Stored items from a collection
________________
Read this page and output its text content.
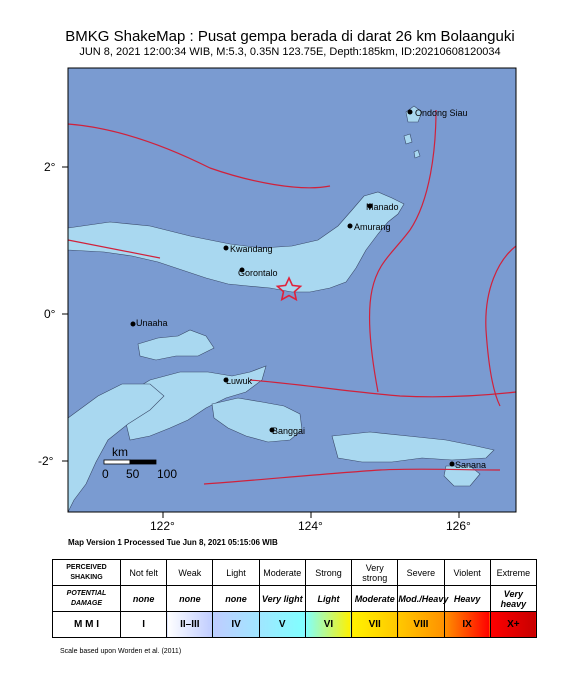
BMKG ShakeMap : Pusat gempa berada di darat 26 km Bolaanguki
JUN 8, 2021 12:00:34 WIB, M:5.3, 0.35N 123.75E, Depth:185km, ID:20210608120034
Ondong Siau
Manado
Amurang
Kwandang
Gorontalo
Unaaha
Luwuk
Banggai
Sanana
km
0 50 100
2°
0°
-2°
122°	124°	126°
Map Version 1 Processed Tue Jun 8, 2021 05:15:06 WIB
PERCEIVED SHAKING	Not felt	Weak	Light	Moderate	Strong	Very strong	Severe	Violent	Extreme
POTENTIAL DAMAGE	none	none	none	Very light	Light	Moderate	Mod./Heavy	Heavy	Very heavy
M M I	I	II–III	IV	V	VI	VII	VIII	IX	X+
Scale based upon Worden et al. (2011)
________________
* REQUIREMENT *
Exclude the images, then output the data above word for word.

* TASK SOLUTION *
Read this page and output its text content.
BMKG ShakeMap : Pusat gempa berada di darat 26 km Bolaanguki
JUN 8, 2021 12:00:34 WIB, M:5.3, 0.35N 123.75E, Depth:185km, ID:20210608120034
Ondong Siau
Manado
Amurang
Kwandang
Gorontalo
Unaaha
Luwuk
Banggai
Sanana
km
0 50 100
2°
0°
-2°
122°	124°	126°
Map Version 1 Processed Tue Jun 8, 2021 05:15:06 WIB
PERCEIVED SHAKING	Not felt	Weak	Light	Moderate	Strong	Very strong	Severe	Violent	Extreme
POTENTIAL DAMAGE	none	none	none	Very light	Light	Moderate	Mod./Heavy	Heavy	Very heavy
M M I	I	II–III	IV	V	VI	VII	VIII	IX	X+
Scale based upon Worden et al. (2011)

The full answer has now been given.